__CHALLENGE__
Write only the number of lines holding the string "Date".

__MATERIAL FOR THIS EXERCISE__
______________________________

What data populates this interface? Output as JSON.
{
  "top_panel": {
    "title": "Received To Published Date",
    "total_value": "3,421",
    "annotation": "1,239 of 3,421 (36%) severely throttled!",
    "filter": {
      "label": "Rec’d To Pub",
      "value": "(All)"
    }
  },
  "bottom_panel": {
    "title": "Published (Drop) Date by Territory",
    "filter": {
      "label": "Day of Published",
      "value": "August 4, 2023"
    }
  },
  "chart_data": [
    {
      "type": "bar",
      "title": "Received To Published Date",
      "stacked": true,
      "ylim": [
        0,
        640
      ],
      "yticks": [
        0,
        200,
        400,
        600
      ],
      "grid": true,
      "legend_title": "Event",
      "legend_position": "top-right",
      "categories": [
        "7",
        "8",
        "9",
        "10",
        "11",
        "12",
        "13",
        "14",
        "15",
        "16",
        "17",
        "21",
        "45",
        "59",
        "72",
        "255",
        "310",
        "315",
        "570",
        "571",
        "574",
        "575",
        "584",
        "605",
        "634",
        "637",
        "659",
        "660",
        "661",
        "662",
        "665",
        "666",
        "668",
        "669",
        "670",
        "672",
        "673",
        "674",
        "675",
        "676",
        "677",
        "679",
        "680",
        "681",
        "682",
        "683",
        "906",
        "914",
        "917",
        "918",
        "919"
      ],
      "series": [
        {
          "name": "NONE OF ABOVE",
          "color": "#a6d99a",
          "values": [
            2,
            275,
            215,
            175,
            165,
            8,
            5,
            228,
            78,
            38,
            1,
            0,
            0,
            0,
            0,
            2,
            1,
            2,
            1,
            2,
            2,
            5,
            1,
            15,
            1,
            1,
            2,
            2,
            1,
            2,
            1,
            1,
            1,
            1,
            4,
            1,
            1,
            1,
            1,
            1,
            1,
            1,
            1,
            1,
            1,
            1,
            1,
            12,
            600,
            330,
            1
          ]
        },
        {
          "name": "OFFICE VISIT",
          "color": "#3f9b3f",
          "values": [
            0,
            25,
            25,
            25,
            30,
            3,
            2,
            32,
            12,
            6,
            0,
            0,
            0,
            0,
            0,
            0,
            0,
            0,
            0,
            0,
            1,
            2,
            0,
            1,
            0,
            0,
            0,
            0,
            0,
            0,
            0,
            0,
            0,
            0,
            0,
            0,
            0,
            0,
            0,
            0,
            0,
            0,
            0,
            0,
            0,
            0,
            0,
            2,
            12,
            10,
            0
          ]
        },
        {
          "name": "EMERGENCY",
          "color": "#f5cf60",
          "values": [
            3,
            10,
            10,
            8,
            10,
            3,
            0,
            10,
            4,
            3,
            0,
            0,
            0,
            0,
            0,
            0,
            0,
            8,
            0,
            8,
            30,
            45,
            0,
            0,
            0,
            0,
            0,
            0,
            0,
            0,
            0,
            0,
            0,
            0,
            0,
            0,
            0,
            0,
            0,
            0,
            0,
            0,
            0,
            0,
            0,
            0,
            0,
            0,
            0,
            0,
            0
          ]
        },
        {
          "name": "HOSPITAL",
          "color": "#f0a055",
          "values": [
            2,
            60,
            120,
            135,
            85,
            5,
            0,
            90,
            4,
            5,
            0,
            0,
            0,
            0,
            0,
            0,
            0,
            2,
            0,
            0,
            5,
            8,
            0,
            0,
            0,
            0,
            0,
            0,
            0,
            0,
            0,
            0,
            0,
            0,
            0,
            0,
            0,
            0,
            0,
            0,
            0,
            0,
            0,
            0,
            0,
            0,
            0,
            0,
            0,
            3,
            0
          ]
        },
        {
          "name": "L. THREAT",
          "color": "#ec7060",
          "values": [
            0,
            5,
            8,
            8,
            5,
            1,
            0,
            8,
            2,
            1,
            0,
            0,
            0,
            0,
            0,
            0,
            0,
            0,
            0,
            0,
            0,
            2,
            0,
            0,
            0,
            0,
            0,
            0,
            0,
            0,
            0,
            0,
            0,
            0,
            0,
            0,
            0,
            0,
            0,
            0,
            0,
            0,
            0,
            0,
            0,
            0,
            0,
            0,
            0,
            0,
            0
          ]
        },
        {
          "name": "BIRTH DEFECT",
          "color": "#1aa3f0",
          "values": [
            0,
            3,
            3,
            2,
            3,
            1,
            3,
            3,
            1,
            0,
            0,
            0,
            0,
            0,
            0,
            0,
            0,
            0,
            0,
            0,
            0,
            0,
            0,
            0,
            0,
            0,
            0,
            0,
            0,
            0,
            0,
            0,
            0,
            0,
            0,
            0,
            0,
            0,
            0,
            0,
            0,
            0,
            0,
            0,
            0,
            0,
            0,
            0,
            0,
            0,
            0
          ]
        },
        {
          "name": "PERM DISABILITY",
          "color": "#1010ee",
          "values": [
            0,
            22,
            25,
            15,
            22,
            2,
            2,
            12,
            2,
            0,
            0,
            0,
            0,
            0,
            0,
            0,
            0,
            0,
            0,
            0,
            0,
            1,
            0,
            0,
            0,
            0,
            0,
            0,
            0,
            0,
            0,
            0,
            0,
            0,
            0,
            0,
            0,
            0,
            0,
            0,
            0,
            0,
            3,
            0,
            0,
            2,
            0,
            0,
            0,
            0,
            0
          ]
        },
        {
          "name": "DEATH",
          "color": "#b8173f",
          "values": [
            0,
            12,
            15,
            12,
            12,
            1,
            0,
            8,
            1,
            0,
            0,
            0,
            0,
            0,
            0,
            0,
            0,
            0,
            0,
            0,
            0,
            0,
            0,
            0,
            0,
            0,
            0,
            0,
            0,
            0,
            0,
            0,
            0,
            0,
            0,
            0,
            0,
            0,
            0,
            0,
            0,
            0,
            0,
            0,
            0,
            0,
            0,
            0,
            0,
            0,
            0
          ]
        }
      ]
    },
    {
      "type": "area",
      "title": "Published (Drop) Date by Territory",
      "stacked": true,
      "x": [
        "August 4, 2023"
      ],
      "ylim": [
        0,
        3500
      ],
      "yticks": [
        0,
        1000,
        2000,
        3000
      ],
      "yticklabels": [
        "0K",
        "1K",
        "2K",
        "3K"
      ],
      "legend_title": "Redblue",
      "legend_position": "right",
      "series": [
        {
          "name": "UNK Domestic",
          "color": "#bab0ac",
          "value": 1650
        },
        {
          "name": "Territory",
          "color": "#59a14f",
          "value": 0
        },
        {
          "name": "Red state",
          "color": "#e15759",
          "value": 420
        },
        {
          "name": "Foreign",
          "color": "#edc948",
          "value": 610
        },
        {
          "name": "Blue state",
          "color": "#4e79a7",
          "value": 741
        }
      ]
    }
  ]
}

______________________________

__ANSWER TO THE TASK__
4